▸ **Exercise**
Return each line of the data below exactly, omitting any pictures.

(Excerpts from a figure dataset)
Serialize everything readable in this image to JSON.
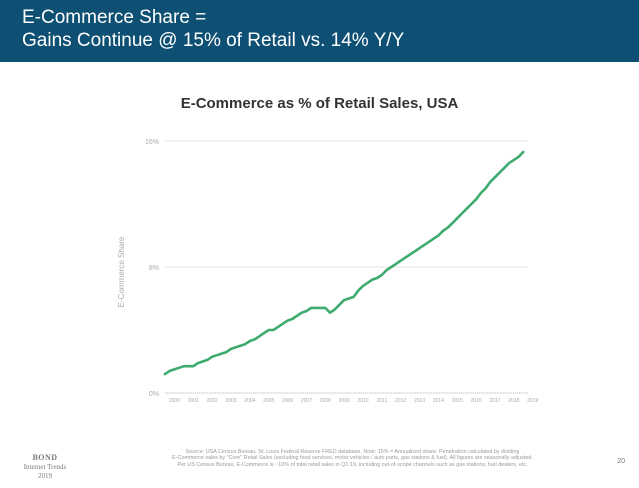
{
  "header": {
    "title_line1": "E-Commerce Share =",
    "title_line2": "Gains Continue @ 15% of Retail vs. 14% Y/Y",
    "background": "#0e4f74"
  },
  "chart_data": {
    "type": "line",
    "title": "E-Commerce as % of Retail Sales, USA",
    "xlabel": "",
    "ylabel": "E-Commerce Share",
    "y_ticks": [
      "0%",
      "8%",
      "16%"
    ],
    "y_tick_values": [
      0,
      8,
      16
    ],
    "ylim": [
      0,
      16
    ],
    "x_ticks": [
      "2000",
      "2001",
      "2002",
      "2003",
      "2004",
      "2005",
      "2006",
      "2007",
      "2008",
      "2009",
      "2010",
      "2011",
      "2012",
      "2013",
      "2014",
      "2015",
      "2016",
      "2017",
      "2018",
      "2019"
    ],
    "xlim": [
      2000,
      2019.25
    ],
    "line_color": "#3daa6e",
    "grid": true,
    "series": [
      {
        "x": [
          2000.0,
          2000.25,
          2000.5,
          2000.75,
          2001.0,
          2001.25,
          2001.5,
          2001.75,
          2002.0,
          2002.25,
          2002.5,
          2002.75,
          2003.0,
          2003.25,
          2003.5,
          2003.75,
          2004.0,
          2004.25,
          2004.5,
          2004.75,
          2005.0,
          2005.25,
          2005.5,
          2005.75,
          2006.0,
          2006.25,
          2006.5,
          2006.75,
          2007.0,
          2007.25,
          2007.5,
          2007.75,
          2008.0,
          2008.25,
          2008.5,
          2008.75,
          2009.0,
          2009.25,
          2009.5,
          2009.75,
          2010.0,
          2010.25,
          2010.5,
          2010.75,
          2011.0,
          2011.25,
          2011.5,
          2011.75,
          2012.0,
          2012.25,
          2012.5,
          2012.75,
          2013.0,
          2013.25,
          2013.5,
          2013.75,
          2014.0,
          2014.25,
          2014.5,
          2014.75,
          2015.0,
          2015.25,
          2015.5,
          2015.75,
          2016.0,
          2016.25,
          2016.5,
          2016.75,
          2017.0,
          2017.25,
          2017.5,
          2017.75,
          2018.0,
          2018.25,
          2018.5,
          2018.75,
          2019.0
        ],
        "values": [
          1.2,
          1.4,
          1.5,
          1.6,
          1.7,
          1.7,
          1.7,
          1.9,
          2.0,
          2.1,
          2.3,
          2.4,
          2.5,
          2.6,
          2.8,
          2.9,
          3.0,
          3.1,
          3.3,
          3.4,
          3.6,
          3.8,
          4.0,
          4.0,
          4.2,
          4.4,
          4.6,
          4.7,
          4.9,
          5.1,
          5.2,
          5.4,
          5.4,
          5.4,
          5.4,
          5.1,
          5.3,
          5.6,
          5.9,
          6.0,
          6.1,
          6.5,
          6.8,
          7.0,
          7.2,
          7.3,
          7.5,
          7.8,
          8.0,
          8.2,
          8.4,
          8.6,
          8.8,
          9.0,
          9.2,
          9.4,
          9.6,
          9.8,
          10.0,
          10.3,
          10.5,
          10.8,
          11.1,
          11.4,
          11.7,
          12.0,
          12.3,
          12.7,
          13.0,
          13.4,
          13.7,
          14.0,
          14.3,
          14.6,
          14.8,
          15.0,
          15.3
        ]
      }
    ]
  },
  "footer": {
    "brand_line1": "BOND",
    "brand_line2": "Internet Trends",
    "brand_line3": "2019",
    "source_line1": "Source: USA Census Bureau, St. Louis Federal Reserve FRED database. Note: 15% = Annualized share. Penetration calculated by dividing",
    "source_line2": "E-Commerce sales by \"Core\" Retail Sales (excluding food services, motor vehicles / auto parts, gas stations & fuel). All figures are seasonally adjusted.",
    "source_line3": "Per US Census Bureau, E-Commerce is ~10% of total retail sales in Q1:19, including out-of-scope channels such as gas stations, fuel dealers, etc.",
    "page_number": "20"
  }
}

▸ **Result of this task**
Serialize everything readable in this image to JSON.
{
  "header": {
    "title_line1": "E-Commerce Share =",
    "title_line2": "Gains Continue @ 15% of Retail vs. 14% Y/Y",
    "background": "#0e4f74"
  },
  "chart_data": {
    "type": "line",
    "title": "E-Commerce as % of Retail Sales, USA",
    "xlabel": "",
    "ylabel": "E-Commerce Share",
    "y_ticks": [
      "0%",
      "8%",
      "16%"
    ],
    "y_tick_values": [
      0,
      8,
      16
    ],
    "ylim": [
      0,
      16
    ],
    "x_ticks": [
      "2000",
      "2001",
      "2002",
      "2003",
      "2004",
      "2005",
      "2006",
      "2007",
      "2008",
      "2009",
      "2010",
      "2011",
      "2012",
      "2013",
      "2014",
      "2015",
      "2016",
      "2017",
      "2018",
      "2019"
    ],
    "xlim": [
      2000,
      2019.25
    ],
    "line_color": "#3daa6e",
    "grid": true,
    "series": [
      {
        "x": [
          2000.0,
          2000.25,
          2000.5,
          2000.75,
          2001.0,
          2001.25,
          2001.5,
          2001.75,
          2002.0,
          2002.25,
          2002.5,
          2002.75,
          2003.0,
          2003.25,
          2003.5,
          2003.75,
          2004.0,
          2004.25,
          2004.5,
          2004.75,
          2005.0,
          2005.25,
          2005.5,
          2005.75,
          2006.0,
          2006.25,
          2006.5,
          2006.75,
          2007.0,
          2007.25,
          2007.5,
          2007.75,
          2008.0,
          2008.25,
          2008.5,
          2008.75,
          2009.0,
          2009.25,
          2009.5,
          2009.75,
          2010.0,
          2010.25,
          2010.5,
          2010.75,
          2011.0,
          2011.25,
          2011.5,
          2011.75,
          2012.0,
          2012.25,
          2012.5,
          2012.75,
          2013.0,
          2013.25,
          2013.5,
          2013.75,
          2014.0,
          2014.25,
          2014.5,
          2014.75,
          2015.0,
          2015.25,
          2015.5,
          2015.75,
          2016.0,
          2016.25,
          2016.5,
          2016.75,
          2017.0,
          2017.25,
          2017.5,
          2017.75,
          2018.0,
          2018.25,
          2018.5,
          2018.75,
          2019.0
        ],
        "values": [
          1.2,
          1.4,
          1.5,
          1.6,
          1.7,
          1.7,
          1.7,
          1.9,
          2.0,
          2.1,
          2.3,
          2.4,
          2.5,
          2.6,
          2.8,
          2.9,
          3.0,
          3.1,
          3.3,
          3.4,
          3.6,
          3.8,
          4.0,
          4.0,
          4.2,
          4.4,
          4.6,
          4.7,
          4.9,
          5.1,
          5.2,
          5.4,
          5.4,
          5.4,
          5.4,
          5.1,
          5.3,
          5.6,
          5.9,
          6.0,
          6.1,
          6.5,
          6.8,
          7.0,
          7.2,
          7.3,
          7.5,
          7.8,
          8.0,
          8.2,
          8.4,
          8.6,
          8.8,
          9.0,
          9.2,
          9.4,
          9.6,
          9.8,
          10.0,
          10.3,
          10.5,
          10.8,
          11.1,
          11.4,
          11.7,
          12.0,
          12.3,
          12.7,
          13.0,
          13.4,
          13.7,
          14.0,
          14.3,
          14.6,
          14.8,
          15.0,
          15.3
        ]
      }
    ]
  },
  "footer": {
    "brand_line1": "BOND",
    "brand_line2": "Internet Trends",
    "brand_line3": "2019",
    "source_line1": "Source: USA Census Bureau, St. Louis Federal Reserve FRED database. Note: 15% = Annualized share. Penetration calculated by dividing",
    "source_line2": "E-Commerce sales by \"Core\" Retail Sales (excluding food services, motor vehicles / auto parts, gas stations & fuel). All figures are seasonally adjusted.",
    "source_line3": "Per US Census Bureau, E-Commerce is ~10% of total retail sales in Q1:19, including out-of-scope channels such as gas stations, fuel dealers, etc.",
    "page_number": "20"
  }
}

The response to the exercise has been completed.